### [Required work]
Pick out each line containing the string "into" and copy it.

**** Data to use ****

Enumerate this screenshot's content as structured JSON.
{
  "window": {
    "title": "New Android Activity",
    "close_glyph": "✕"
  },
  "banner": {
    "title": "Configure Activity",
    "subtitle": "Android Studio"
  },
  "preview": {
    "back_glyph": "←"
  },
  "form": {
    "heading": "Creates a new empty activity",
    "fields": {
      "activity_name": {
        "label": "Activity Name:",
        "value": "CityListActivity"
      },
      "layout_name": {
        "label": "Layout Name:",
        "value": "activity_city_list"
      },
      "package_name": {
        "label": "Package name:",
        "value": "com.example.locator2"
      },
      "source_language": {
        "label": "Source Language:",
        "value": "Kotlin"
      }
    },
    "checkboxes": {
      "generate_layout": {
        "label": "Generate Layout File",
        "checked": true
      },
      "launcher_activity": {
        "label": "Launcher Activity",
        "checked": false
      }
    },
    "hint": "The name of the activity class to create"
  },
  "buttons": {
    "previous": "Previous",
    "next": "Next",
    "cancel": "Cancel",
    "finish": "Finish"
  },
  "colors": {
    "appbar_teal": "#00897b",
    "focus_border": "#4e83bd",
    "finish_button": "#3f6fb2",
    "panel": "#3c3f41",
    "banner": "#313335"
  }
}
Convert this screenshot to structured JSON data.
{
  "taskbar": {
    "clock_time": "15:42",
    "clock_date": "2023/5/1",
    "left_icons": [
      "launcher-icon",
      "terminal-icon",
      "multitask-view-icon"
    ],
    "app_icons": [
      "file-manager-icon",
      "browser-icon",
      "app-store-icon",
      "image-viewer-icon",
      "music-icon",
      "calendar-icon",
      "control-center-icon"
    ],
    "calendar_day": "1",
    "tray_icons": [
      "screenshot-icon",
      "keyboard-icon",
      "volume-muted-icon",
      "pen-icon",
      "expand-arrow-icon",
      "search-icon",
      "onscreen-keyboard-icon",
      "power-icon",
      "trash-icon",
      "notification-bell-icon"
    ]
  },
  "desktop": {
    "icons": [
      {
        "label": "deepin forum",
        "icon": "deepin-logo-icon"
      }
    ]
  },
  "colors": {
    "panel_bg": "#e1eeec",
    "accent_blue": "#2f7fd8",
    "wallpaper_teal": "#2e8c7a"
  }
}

****
**** Data to use ****

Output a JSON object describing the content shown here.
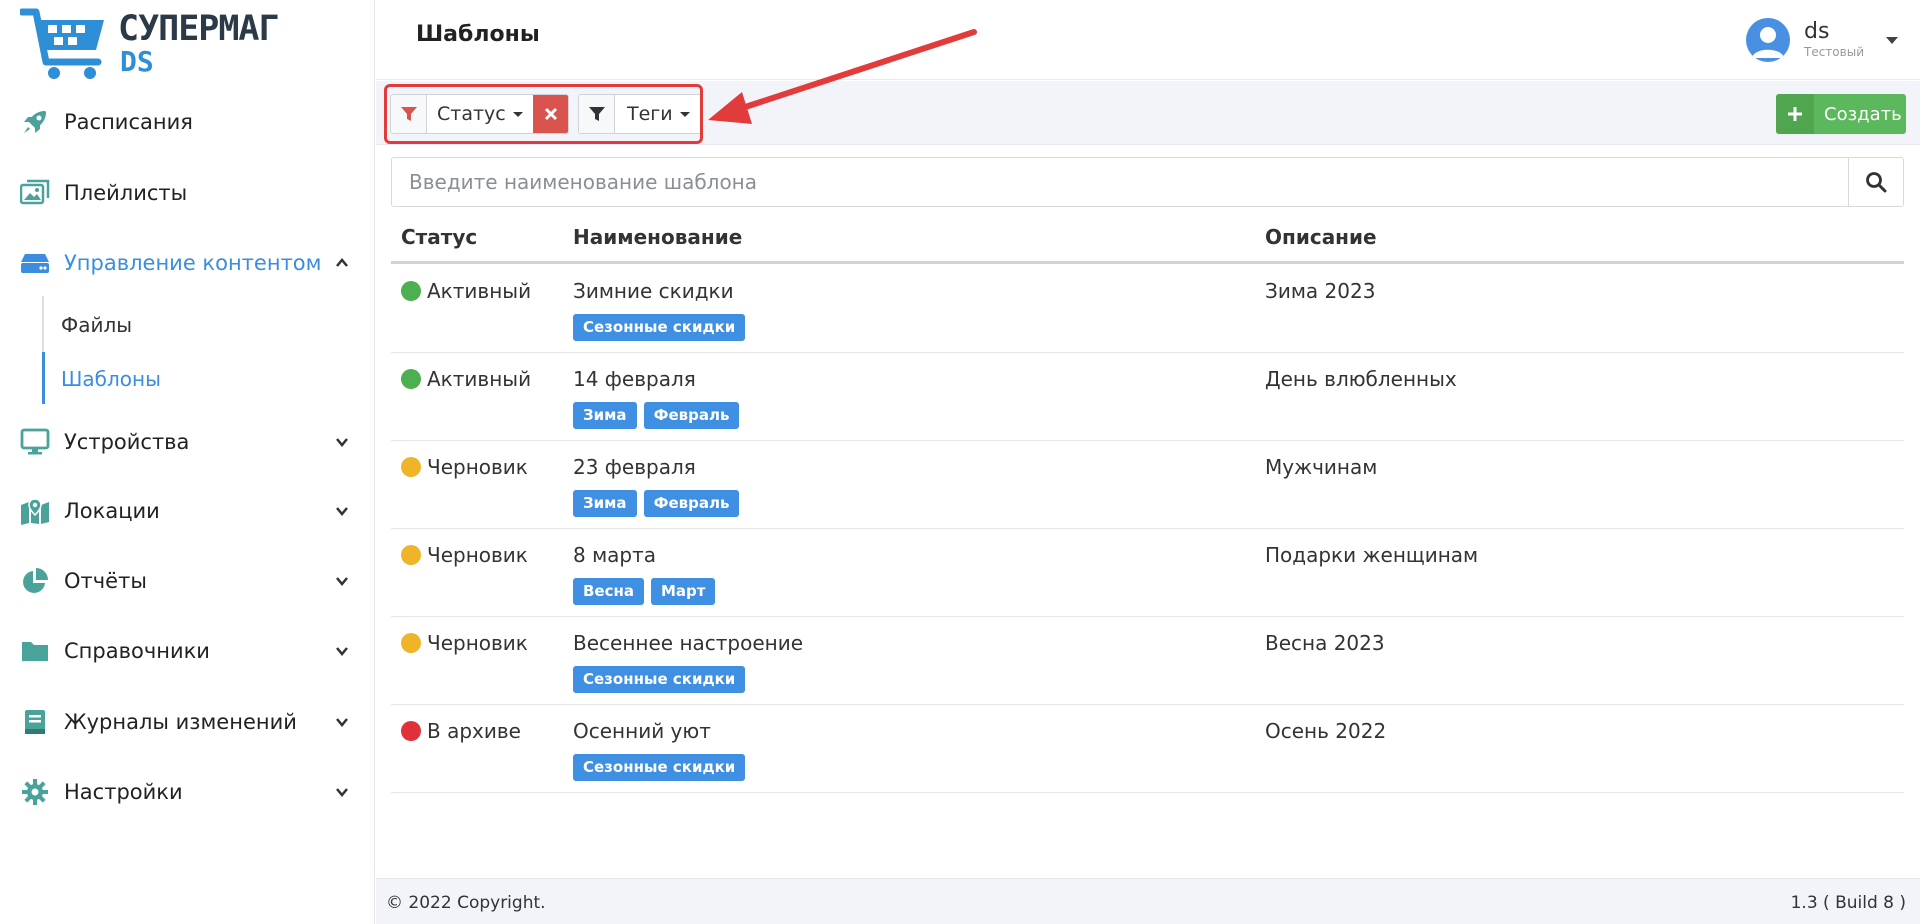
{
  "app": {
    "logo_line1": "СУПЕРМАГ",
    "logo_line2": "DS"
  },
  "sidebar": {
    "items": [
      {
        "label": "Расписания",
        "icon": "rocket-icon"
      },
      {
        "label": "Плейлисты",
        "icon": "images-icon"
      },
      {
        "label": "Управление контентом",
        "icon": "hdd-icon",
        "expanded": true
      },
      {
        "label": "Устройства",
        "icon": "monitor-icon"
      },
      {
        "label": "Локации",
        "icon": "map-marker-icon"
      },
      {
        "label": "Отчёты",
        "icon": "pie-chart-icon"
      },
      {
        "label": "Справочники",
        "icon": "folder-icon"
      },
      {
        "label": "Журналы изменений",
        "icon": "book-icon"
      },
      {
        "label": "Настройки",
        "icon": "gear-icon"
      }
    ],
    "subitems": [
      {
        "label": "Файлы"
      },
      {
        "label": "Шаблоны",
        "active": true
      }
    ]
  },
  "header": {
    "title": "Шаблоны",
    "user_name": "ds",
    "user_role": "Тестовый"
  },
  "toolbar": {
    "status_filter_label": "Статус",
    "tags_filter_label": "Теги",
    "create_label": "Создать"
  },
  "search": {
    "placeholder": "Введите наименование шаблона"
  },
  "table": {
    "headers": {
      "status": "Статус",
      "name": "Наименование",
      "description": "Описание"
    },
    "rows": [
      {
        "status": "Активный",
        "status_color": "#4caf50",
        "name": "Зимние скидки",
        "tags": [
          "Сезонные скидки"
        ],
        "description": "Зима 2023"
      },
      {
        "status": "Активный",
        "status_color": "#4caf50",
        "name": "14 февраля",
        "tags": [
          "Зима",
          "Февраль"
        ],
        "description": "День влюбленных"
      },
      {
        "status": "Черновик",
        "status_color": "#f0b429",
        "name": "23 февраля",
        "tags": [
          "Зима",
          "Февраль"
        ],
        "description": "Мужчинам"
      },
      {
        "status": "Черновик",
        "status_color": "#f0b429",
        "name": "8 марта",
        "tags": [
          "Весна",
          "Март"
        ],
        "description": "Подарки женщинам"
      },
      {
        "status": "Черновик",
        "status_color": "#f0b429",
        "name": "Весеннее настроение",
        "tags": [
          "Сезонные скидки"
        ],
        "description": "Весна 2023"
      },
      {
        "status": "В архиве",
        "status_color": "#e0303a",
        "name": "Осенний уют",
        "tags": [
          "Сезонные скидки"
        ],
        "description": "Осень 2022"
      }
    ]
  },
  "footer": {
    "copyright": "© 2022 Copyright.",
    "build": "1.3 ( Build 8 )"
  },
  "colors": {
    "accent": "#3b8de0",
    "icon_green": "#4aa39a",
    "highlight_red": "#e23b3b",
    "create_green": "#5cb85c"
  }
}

****
**** Data to use ****

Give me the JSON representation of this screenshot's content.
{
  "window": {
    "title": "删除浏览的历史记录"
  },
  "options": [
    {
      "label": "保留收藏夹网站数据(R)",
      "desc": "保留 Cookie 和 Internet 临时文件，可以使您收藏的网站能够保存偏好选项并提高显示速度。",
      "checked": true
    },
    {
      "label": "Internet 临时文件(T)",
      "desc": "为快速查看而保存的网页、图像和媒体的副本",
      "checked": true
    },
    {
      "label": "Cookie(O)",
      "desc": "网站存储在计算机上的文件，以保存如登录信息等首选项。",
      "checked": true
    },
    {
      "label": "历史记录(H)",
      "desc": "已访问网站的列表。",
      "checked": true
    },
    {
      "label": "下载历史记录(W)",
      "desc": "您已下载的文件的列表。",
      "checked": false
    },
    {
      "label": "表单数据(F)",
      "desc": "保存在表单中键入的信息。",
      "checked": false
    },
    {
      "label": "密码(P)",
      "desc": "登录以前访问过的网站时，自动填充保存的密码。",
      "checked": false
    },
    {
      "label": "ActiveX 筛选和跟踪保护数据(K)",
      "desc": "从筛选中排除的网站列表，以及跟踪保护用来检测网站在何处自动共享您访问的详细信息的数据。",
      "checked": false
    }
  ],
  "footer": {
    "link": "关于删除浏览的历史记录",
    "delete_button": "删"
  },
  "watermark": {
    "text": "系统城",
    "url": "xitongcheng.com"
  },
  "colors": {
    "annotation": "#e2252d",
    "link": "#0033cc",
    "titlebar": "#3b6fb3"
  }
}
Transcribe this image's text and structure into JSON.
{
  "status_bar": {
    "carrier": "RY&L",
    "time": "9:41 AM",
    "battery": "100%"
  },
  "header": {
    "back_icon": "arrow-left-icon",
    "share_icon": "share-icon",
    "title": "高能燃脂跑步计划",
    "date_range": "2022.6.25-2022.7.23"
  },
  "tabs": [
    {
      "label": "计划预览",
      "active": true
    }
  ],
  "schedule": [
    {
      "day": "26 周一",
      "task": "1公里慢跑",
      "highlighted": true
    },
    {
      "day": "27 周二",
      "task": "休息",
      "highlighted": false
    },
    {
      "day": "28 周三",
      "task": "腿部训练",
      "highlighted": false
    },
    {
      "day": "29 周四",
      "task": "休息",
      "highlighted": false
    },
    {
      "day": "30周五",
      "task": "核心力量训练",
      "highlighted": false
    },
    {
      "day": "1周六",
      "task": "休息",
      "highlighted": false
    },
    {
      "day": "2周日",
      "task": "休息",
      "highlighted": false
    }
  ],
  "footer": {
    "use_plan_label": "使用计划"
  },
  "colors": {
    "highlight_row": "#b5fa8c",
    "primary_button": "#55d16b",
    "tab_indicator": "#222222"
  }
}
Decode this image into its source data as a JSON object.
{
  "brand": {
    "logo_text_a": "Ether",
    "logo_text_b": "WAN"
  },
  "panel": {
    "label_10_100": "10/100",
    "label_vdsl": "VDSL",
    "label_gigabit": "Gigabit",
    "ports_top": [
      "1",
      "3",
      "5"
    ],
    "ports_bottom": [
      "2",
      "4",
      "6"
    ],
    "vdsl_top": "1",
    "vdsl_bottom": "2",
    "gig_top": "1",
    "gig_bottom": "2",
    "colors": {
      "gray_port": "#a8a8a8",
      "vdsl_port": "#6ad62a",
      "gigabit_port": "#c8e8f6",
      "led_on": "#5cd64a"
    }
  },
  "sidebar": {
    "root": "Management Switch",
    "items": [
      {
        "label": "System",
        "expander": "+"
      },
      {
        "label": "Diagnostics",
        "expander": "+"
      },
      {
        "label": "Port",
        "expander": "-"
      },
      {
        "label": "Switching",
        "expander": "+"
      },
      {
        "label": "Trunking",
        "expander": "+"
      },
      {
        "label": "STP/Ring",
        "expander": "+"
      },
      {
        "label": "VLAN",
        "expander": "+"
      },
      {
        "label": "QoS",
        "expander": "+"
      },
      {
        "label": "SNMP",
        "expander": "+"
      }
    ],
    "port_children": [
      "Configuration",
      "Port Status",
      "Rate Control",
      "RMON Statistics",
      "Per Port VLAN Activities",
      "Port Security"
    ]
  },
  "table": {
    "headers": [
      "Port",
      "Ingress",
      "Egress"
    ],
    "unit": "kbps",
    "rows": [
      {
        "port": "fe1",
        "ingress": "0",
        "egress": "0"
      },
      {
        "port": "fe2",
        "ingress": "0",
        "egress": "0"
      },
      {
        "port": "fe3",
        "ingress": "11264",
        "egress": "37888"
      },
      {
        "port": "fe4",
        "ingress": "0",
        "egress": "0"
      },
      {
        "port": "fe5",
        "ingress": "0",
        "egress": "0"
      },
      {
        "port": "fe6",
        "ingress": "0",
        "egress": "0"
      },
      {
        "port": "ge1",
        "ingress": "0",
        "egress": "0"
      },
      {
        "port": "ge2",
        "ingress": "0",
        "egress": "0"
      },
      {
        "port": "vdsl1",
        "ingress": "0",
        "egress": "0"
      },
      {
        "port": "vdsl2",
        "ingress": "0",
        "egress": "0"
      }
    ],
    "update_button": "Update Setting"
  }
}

****

### [Task answer]
Transcribe this image's text and structure into JSON.
Decode this image into its source data as a JSON object.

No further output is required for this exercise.